Work request >> When a line below holds the string "ylabel", show that line.

(Source data)

• • • • • • •

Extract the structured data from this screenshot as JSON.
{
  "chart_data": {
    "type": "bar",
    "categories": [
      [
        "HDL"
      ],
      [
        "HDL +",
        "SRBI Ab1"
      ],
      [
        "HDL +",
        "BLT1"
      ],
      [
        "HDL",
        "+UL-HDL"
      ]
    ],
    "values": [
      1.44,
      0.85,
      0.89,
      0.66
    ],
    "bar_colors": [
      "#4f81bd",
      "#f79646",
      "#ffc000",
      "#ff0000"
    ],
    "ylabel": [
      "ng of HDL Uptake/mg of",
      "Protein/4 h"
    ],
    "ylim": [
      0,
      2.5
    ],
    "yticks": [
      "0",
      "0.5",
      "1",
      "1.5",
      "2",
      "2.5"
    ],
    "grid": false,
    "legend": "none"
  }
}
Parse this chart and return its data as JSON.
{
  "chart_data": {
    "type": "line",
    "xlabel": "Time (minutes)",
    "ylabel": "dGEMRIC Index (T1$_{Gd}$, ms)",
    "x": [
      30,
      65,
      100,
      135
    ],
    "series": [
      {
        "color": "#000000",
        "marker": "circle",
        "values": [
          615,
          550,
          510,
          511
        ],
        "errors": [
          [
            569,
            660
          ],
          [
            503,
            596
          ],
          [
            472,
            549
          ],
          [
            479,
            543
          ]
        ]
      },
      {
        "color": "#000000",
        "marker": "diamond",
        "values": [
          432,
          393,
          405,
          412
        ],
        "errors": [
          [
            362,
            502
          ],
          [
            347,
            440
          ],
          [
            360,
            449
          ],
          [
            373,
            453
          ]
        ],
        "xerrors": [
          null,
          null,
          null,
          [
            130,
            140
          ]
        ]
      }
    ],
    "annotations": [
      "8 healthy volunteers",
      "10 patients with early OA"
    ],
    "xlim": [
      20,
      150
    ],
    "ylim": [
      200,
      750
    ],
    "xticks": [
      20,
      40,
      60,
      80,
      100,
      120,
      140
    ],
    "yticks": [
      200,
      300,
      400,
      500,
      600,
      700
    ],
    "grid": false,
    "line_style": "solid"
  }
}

• • • • • • •

Response >>
    "ylabel": [
    "ylabel": "dGEMRIC Index (T1$_{Gd}$, ms)",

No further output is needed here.